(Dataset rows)
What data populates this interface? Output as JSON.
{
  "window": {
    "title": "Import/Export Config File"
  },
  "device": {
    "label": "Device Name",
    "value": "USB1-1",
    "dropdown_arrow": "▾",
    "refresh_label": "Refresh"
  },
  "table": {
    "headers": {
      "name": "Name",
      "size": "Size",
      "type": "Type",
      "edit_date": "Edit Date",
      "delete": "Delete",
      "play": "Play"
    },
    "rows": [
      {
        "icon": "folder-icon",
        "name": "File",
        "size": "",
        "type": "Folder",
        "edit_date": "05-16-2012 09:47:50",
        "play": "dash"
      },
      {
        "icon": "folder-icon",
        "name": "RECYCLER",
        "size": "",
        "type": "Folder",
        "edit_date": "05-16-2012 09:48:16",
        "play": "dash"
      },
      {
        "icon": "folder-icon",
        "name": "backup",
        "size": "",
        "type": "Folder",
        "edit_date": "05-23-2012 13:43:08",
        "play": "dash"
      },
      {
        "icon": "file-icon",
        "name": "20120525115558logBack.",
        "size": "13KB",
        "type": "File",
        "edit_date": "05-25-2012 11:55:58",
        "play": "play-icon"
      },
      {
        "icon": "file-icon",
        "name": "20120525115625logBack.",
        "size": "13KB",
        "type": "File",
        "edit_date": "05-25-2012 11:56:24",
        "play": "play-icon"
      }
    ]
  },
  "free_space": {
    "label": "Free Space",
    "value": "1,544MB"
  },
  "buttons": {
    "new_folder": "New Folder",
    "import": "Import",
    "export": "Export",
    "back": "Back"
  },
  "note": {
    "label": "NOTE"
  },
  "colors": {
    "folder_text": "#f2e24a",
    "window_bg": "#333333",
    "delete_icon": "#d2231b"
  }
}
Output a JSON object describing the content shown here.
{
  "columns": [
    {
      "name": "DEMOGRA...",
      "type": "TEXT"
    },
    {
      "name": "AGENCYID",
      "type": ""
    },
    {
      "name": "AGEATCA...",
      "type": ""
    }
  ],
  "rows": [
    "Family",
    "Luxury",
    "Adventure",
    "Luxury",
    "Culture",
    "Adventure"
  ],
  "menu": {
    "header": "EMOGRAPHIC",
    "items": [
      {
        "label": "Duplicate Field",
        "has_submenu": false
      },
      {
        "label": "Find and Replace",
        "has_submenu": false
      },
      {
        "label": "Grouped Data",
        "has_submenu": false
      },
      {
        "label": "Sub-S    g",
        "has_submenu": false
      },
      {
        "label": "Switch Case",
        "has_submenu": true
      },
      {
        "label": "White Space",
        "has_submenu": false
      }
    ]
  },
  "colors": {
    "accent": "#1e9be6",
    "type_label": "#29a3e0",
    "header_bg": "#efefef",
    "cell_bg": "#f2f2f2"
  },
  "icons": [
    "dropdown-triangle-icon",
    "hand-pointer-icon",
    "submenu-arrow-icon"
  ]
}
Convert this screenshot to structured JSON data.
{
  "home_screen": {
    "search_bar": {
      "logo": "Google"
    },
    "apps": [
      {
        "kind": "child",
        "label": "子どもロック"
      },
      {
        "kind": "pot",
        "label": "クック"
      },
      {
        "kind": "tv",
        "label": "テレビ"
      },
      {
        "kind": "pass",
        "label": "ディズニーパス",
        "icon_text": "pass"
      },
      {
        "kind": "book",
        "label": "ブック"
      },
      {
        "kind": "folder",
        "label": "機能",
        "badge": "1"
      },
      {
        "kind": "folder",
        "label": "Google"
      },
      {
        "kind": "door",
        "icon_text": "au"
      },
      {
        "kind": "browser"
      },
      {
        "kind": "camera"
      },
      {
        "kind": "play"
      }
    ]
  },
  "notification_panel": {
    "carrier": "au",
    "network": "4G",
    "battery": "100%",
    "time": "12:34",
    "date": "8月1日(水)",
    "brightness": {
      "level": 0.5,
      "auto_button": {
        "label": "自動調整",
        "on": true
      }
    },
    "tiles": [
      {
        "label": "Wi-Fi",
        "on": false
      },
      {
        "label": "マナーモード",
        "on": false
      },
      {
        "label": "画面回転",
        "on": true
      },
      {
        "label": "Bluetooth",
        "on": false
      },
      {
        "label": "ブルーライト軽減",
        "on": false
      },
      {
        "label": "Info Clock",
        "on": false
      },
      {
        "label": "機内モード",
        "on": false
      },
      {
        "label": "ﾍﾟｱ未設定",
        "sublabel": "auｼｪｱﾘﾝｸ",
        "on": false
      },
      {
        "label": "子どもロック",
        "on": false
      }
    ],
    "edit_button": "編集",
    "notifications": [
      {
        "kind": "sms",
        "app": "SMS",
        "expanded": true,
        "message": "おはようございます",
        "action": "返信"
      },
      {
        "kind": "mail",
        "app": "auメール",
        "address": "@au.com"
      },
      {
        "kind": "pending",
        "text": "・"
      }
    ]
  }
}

**Requirement:** Quote every entry exactly.

**Response to this task:**
What data populates this interface? Output as JSON.
{
  "window": {
    "title": "Import/Export Config File"
  },
  "device": {
    "label": "Device Name",
    "value": "USB1-1",
    "dropdown_arrow": "▾",
    "refresh_label": "Refresh"
  },
  "table": {
    "headers": {
      "name": "Name",
      "size": "Size",
      "type": "Type",
      "edit_date": "Edit Date",
      "delete": "Delete",
      "play": "Play"
    },
    "rows": [
      {
        "icon": "folder-icon",
        "name": "File",
        "size": "",
        "type": "Folder",
        "edit_date": "05-16-2012 09:47:50",
        "play": "dash"
      },
      {
        "icon": "folder-icon",
        "name": "RECYCLER",
        "size": "",
        "type": "Folder",
        "edit_date": "05-16-2012 09:48:16",
        "play": "dash"
      },
      {
        "icon": "folder-icon",
        "name": "backup",
        "size": "",
        "type": "Folder",
        "edit_date": "05-23-2012 13:43:08",
        "play": "dash"
      },
      {
        "icon": "file-icon",
        "name": "20120525115558logBack.",
        "size": "13KB",
        "type": "File",
        "edit_date": "05-25-2012 11:55:58",
        "play": "play-icon"
      },
      {
        "icon": "file-icon",
        "name": "20120525115625logBack.",
        "size": "13KB",
        "type": "File",
        "edit_date": "05-25-2012 11:56:24",
        "play": "play-icon"
      }
    ]
  },
  "free_space": {
    "label": "Free Space",
    "value": "1,544MB"
  },
  "buttons": {
    "new_folder": "New Folder",
    "import": "Import",
    "export": "Export",
    "back": "Back"
  },
  "note": {
    "label": "NOTE"
  },
  "colors": {
    "folder_text": "#f2e24a",
    "window_bg": "#333333",
    "delete_icon": "#d2231b"
  }
}
Output a JSON object describing the content shown here.
{
  "columns": [
    {
      "name": "DEMOGRA...",
      "type": "TEXT"
    },
    {
      "name": "AGENCYID",
      "type": ""
    },
    {
      "name": "AGEATCA...",
      "type": ""
    }
  ],
  "rows": [
    "Family",
    "Luxury",
    "Adventure",
    "Luxury",
    "Culture",
    "Adventure"
  ],
  "menu": {
    "header": "EMOGRAPHIC",
    "items": [
      {
        "label": "Duplicate Field",
        "has_submenu": false
      },
      {
        "label": "Find and Replace",
        "has_submenu": false
      },
      {
        "label": "Grouped Data",
        "has_submenu": false
      },
      {
        "label": "Sub-S    g",
        "has_submenu": false
      },
      {
        "label": "Switch Case",
        "has_submenu": true
      },
      {
        "label": "White Space",
        "has_submenu": false
      }
    ]
  },
  "colors": {
    "accent": "#1e9be6",
    "type_label": "#29a3e0",
    "header_bg": "#efefef",
    "cell_bg": "#f2f2f2"
  },
  "icons": [
    "dropdown-triangle-icon",
    "hand-pointer-icon",
    "submenu-arrow-icon"
  ]
}
Convert this screenshot to structured JSON data.
{
  "home_screen": {
    "search_bar": {
      "logo": "Google"
    },
    "apps": [
      {
        "kind": "child",
        "label": "子どもロック"
      },
      {
        "kind": "pot",
        "label": "クック"
      },
      {
        "kind": "tv",
        "label": "テレビ"
      },
      {
        "kind": "pass",
        "label": "ディズニーパス",
        "icon_text": "pass"
      },
      {
        "kind": "book",
        "label": "ブック"
      },
      {
        "kind": "folder",
        "label": "機能",
        "badge": "1"
      },
      {
        "kind": "folder",
        "label": "Google"
      },
      {
        "kind": "door",
        "icon_text": "au"
      },
      {
        "kind": "browser"
      },
      {
        "kind": "camera"
      },
      {
        "kind": "play"
      }
    ]
  },
  "notification_panel": {
    "carrier": "au",
    "network": "4G",
    "battery": "100%",
    "time": "12:34",
    "date": "8月1日(水)",
    "brightness": {
      "level": 0.5,
      "auto_button": {
        "label": "自動調整",
        "on": true
      }
    },
    "tiles": [
      {
        "label": "Wi-Fi",
        "on": false
      },
      {
        "label": "マナーモード",
        "on": false
      },
      {
        "label": "画面回転",
        "on": true
      },
      {
        "label": "Bluetooth",
        "on": false
      },
      {
        "label": "ブルーライト軽減",
        "on": false
      },
      {
        "label": "Info Clock",
        "on": false
      },
      {
        "label": "機内モード",
        "on": false
      },
      {
        "label": "ﾍﾟｱ未設定",
        "sublabel": "auｼｪｱﾘﾝｸ",
        "on": false
      },
      {
        "label": "子どもロック",
        "on": false
      }
    ],
    "edit_button": "編集",
    "notifications": [
      {
        "kind": "sms",
        "app": "SMS",
        "expanded": true,
        "message": "おはようございます",
        "action": "返信"
      },
      {
        "kind": "mail",
        "app": "auメール",
        "address": "@au.com"
      },
      {
        "kind": "pending",
        "text": "・"
      }
    ]
  }
}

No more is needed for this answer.